Required work: Please present the records as a Markdown table with the columns Row and Line. Start at the line containing "player-avatar [768,510,808,550]", stop after the line containing "summary-stats: 21 373", and leave out any blank lines.

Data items
*-*-*
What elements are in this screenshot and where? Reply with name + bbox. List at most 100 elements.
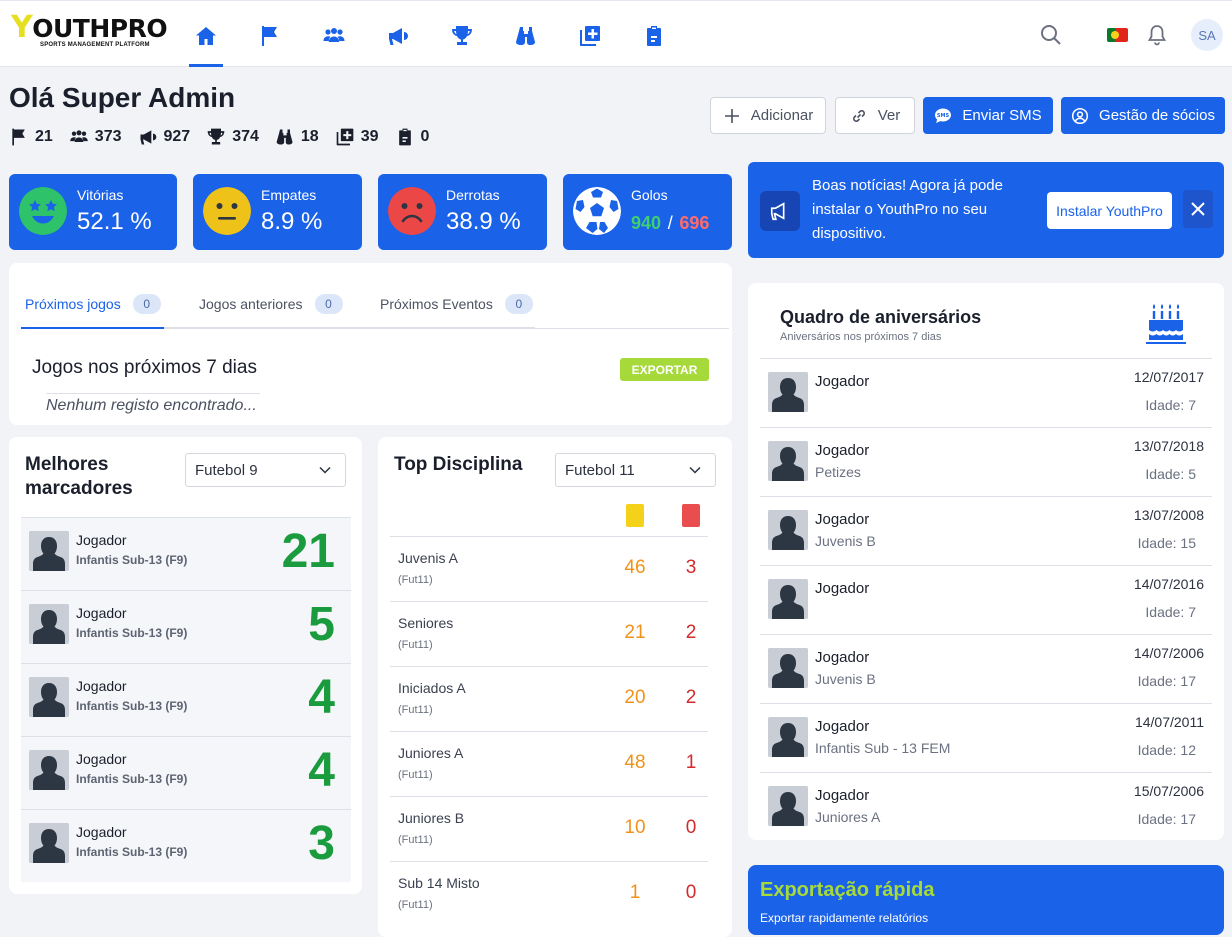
player-avatar [768,510,808,550]
bell-icon[interactable] [1145,23,1169,47]
count-badge: 0 [314,294,343,314]
trophy-icon [206,127,226,147]
flag-icon [9,127,29,147]
losses-label: Derrotas [446,187,500,203]
link-icon [852,109,865,122]
scorer-row[interactable]: Jogador Infantis Sub-13 (F9) 21 [21,517,351,590]
close-icon [1191,202,1205,216]
sms-icon: SMS [935,108,952,123]
stat-teams: 21 [9,127,53,147]
birthdays-card: Quadro de aniversários Aniversários nos … [748,283,1224,840]
banner-text: Boas notícias! Agora já pode instalar o … [812,177,1003,242]
tab-upcoming-events[interactable]: Próximos Eventos 0 [350,281,535,329]
birthday-row[interactable]: Jogador Juvenis B 14/07/2006 Idade: 17 [760,634,1212,703]
scorer-row[interactable]: Jogador Infantis Sub-13 (F9) 4 [21,736,351,809]
discipline-row[interactable]: Juniores A (Fut11) 48 1 [390,731,708,796]
megaphone-icon[interactable] [384,23,412,49]
player-avatar [768,372,808,412]
summary-stats: 21 373 927 374 18 39 0 [9,127,445,147]
player-avatar [768,579,808,619]
goal-count: 4 [308,671,335,724]
yellow-card-icon [626,504,644,527]
stat-announcements: 927 [138,127,190,147]
top-discipline-title: Top Disciplina [394,454,523,475]
clipboard-icon[interactable] [640,23,668,49]
nav-active-indicator [189,64,223,67]
svg-text:SMS: SMS [937,113,950,119]
top-discipline-card: Top Disciplina Futebol 11 Juvenis A (Fut1… [378,437,732,937]
birthdays-subtitle: Aniversários nos próximos 7 dias [780,331,942,343]
megaphone-icon [760,191,800,231]
sport-select[interactable]: Futebol 11 [555,453,716,487]
export-button[interactable]: EXPORTAR [620,358,709,381]
users-icon [69,127,89,147]
plus-icon [724,108,739,123]
add-copy-icon [335,127,355,147]
birthday-row[interactable]: Jogador Juniores A 15/07/2006 Idade: 17 [760,772,1212,841]
brand-logo[interactable]: YOUTHPRO SPORTS MANAGEMENT PLATFORM [11,10,168,49]
stat-reports: 0 [395,127,429,147]
player-avatar [768,648,808,688]
empty-state-text: Nenhum registo encontrado... [46,393,260,415]
binoculars-icon [275,127,295,147]
goals-conceded: 696 [679,213,710,233]
close-banner-button[interactable] [1183,190,1213,228]
sport-select[interactable]: Futebol 9 [185,453,346,487]
scorer-row[interactable]: Jogador Infantis Sub-13 (F9) 4 [21,663,351,736]
games-card: Próximos jogos 0 Jogos anteriores 0 Próxim… [9,263,732,425]
player-avatar [29,677,69,717]
page-title: Olá Super Admin [9,82,236,113]
discipline-row[interactable]: Seniores (Fut11) 21 2 [390,601,708,666]
goal-count: 3 [308,817,335,870]
binoculars-icon[interactable] [512,23,540,49]
quick-export-subtitle: Exportar rapidamente relatórios [760,911,929,925]
goals-label: Golos [631,187,668,203]
install-app-button[interactable]: Instalar YouthPro [1047,192,1172,229]
tab-upcoming-games[interactable]: Próximos jogos 0 [21,281,164,329]
draws-card: Empates 8.9 % [193,174,362,250]
quick-export-card: Exportação rápida Exportar rapidamente r… [748,865,1224,935]
user-circle-icon [1071,107,1089,124]
megaphone-icon [138,127,158,147]
add-button[interactable]: Adicionar [710,97,826,134]
top-scorers-title: Melhores marcadores [25,454,133,499]
birthday-row[interactable]: Jogador Petizes 13/07/2018 Idade: 5 [760,427,1212,496]
count-badge: 0 [132,294,161,314]
birthday-row[interactable]: Jogador Juvenis B 13/07/2008 Idade: 15 [760,496,1212,565]
portugal-flag-icon[interactable] [1107,28,1128,42]
stat-games: 374 [206,127,259,147]
chevron-down-icon [689,466,701,474]
neutral-face-icon [203,187,251,235]
wins-value: 52.1 % [77,208,152,235]
stat-events: 39 [335,127,379,147]
player-avatar [768,717,808,757]
user-avatar[interactable]: SA [1191,19,1223,51]
flag-icon[interactable] [256,23,284,49]
home-icon[interactable] [192,23,220,49]
quick-export-title: Exportação rápida [760,879,935,901]
search-icon[interactable] [1039,23,1063,47]
tab-past-games[interactable]: Jogos anteriores 0 [164,281,350,329]
discipline-row[interactable]: Juvenis A (Fut11) 46 3 [390,536,708,601]
discipline-row[interactable]: Iniciados A (Fut11) 20 2 [390,666,708,731]
red-card-icon [682,504,700,527]
members-management-button[interactable]: Gestão de sócios [1061,97,1225,134]
games-tabs: Próximos jogos 0 Jogos anteriores 0 Próxim… [21,281,729,329]
add-copy-icon[interactable] [576,23,604,49]
birthday-row[interactable]: Jogador Infantis Sub - 13 FEM 14/07/2011 I… [760,703,1212,772]
scorer-row[interactable]: Jogador Infantis Sub-13 (F9) 5 [21,590,351,663]
star-eyes-face-icon [19,187,67,235]
birthday-row[interactable]: Jogador 12/07/2017 Idade: 7 [760,358,1212,427]
send-sms-button[interactable]: SMS Enviar SMS [923,97,1053,134]
player-avatar [768,786,808,826]
view-button[interactable]: Ver [835,97,915,134]
users-icon[interactable] [320,23,348,49]
birthday-row[interactable]: Jogador 14/07/2016 Idade: 7 [760,565,1212,634]
goals-card: Golos 940 / 696 [563,174,732,250]
trophy-icon[interactable] [448,23,476,49]
discipline-row[interactable]: Juniores B (Fut11) 10 0 [390,796,708,861]
player-avatar [29,823,69,863]
scorer-row[interactable]: Jogador Infantis Sub-13 (F9) 3 [21,809,351,882]
goal-count: 21 [281,525,335,578]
*-*-*
Output of the exercise:
| Row | Line |
|---|---|
| 1 | player-avatar [768,510,808,550] |
| 2 | bell-icon[interactable] [1145,23,1169,47] |
| 3 | count-badge: 0 [314,294,343,314] |
| 4 | trophy-icon [206,127,226,147] |
| 5 | flag-icon [9,127,29,147] |
| 6 | losses-label: Derrotas [446,187,500,203] |
| 7 | link-icon [852,109,865,122] |
| 8 | scorer-row[interactable]: Jogador Infantis Sub-13 (F9) 21 [21,517,351,590] |
| 9 | close-icon [1191,202,1205,216] |
| 10 | sms-icon: SMS [935,108,952,123] |
| 11 | stat-teams: 21 [9,127,53,147] |
| 12 | birthdays-card: Quadro de aniversários Aniversários nos … [748,283,1224,840] |
| 13 | banner-text: Boas notícias! Agora já pode instalar o … [812,177,1003,242] |
| 14 | tab-upcoming-events[interactable]: Próximos Eventos 0 [350,281,535,329] |
| 15 | birthday-row[interactable]: Jogador Juvenis B 14/07/2006 Idade: 17 [760,634,1212,703] |
| 16 | scorer-row[interactable]: Jogador Infantis Sub-13 (F9) 4 [21,736,351,809] |
| 17 | discipline-row[interactable]: Juniores A (Fut11) 48 1 [390,731,708,796] |
| 18 | megaphone-icon[interactable] [384,23,412,49] |
| 19 | player-avatar [768,372,808,412] |
| 20 | summary-stats: 21 373 927 374 18 39 0 [9,127,445,147] |